● What to do
Locate every line below that contains the word "this" and copy it.

Collection entries:
+-------+
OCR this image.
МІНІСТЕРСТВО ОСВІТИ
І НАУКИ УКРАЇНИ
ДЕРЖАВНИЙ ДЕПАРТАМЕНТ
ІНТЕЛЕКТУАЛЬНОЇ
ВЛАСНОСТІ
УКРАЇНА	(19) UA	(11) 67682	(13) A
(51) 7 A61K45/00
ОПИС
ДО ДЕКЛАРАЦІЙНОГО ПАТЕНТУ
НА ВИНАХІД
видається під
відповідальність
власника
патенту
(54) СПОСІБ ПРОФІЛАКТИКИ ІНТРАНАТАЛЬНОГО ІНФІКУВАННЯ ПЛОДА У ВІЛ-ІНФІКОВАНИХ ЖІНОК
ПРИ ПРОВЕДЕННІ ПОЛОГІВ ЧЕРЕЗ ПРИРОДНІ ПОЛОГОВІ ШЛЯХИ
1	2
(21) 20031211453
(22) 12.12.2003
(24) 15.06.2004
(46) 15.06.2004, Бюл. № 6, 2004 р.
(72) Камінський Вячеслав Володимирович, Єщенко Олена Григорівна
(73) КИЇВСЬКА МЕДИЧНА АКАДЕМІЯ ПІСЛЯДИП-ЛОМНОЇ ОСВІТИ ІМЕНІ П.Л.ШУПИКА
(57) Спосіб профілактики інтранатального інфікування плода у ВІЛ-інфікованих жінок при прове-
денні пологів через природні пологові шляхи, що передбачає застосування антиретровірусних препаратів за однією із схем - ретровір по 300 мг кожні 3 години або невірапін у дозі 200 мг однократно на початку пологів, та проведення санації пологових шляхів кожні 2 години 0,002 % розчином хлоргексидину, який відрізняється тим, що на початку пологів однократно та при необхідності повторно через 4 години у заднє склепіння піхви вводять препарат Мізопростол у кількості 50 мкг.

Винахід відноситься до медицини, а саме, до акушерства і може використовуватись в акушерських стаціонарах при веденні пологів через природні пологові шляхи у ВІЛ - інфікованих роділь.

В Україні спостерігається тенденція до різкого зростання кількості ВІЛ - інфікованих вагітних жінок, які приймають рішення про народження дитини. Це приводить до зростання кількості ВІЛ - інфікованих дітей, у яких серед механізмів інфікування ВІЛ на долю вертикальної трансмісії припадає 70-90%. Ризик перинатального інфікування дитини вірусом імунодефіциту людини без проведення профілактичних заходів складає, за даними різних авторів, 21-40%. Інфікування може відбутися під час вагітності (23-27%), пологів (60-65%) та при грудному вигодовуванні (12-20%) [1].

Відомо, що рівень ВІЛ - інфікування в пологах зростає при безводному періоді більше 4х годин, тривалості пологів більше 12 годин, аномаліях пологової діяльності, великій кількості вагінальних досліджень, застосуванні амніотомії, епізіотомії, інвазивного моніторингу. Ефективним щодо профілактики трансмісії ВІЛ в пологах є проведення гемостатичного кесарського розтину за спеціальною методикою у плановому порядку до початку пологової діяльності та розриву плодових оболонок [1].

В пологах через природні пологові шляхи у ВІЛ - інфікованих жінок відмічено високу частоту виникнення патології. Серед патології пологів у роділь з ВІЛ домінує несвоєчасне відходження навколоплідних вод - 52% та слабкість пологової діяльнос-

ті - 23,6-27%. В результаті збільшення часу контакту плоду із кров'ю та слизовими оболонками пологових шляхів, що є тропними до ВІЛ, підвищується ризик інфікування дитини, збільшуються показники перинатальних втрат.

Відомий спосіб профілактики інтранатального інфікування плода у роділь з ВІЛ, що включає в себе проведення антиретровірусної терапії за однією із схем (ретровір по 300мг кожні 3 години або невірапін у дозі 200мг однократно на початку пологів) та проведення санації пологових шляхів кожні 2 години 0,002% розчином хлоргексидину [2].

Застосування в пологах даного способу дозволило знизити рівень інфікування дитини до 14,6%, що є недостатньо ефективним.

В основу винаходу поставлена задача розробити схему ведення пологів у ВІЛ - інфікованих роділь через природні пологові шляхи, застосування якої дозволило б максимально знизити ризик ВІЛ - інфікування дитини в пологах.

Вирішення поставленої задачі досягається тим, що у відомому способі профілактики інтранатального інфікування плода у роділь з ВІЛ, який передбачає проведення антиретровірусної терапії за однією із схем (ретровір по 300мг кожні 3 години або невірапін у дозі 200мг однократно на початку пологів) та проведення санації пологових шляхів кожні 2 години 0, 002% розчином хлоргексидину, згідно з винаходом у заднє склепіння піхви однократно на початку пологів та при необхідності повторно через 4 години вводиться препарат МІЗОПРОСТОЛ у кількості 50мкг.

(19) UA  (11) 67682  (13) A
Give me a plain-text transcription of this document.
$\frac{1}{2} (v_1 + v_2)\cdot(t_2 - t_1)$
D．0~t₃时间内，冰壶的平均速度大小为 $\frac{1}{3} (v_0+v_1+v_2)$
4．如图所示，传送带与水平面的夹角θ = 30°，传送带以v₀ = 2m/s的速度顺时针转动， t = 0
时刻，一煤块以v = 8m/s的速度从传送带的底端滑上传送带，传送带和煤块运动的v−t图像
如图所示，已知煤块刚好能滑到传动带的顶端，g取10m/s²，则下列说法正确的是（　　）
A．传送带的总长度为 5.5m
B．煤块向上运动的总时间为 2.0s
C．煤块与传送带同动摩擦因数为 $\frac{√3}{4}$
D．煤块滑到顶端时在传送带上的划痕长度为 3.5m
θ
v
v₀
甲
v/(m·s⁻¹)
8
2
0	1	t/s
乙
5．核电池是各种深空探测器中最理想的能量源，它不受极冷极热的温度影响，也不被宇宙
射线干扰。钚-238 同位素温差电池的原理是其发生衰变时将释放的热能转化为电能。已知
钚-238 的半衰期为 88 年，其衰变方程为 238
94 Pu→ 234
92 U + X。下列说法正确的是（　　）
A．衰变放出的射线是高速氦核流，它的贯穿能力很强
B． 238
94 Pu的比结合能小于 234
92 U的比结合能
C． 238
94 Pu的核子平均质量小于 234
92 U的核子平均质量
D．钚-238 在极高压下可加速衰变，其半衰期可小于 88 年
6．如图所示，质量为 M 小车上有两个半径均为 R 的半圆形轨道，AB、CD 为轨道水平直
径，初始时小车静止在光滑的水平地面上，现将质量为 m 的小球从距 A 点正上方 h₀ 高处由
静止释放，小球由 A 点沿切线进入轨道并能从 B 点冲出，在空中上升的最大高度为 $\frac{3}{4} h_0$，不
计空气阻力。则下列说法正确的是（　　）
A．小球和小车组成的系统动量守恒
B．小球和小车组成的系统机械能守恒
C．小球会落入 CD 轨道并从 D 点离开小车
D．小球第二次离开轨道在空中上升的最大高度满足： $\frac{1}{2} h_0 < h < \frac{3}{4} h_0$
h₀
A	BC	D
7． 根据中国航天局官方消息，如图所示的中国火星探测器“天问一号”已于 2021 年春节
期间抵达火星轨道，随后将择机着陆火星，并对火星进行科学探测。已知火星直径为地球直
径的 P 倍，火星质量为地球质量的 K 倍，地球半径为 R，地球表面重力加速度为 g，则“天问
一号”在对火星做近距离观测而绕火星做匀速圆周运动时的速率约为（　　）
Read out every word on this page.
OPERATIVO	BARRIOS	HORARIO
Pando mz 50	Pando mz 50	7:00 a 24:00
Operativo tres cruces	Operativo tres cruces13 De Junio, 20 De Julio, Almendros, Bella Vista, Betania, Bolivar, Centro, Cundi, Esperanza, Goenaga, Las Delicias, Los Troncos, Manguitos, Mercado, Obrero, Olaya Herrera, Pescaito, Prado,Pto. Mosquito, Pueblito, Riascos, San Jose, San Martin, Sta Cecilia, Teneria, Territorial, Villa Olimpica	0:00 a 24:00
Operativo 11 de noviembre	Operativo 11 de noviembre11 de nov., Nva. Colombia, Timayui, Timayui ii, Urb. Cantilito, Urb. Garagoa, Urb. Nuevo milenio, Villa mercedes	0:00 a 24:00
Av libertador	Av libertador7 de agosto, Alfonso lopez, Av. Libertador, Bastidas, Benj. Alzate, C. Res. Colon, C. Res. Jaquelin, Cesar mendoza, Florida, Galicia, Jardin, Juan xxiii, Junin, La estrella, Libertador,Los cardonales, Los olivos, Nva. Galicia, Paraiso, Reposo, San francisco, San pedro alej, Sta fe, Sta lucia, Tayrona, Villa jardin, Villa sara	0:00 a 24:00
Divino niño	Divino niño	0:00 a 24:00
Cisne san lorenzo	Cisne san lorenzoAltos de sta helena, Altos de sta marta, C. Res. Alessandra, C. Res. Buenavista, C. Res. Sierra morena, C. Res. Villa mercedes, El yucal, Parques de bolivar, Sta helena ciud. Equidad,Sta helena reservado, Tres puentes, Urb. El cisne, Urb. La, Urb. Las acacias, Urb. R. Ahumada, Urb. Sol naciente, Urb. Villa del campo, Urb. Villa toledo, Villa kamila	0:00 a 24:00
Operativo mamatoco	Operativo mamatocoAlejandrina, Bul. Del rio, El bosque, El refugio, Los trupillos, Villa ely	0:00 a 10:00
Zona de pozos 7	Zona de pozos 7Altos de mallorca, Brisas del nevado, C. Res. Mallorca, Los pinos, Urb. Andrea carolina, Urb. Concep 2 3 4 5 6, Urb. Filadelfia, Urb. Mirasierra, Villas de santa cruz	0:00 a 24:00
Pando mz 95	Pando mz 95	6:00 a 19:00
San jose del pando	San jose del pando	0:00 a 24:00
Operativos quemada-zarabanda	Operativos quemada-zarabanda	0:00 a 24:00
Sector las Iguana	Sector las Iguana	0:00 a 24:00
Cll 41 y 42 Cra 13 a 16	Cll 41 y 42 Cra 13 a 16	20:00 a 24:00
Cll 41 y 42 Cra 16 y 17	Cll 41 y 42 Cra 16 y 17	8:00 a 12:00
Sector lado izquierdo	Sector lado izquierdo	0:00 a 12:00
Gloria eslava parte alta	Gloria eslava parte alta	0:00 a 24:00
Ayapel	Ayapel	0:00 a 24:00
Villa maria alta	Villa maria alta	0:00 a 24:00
+-------+
● Task output
OCR this image.
Give me a plain-text transcription of this document.
Read out every word on this page.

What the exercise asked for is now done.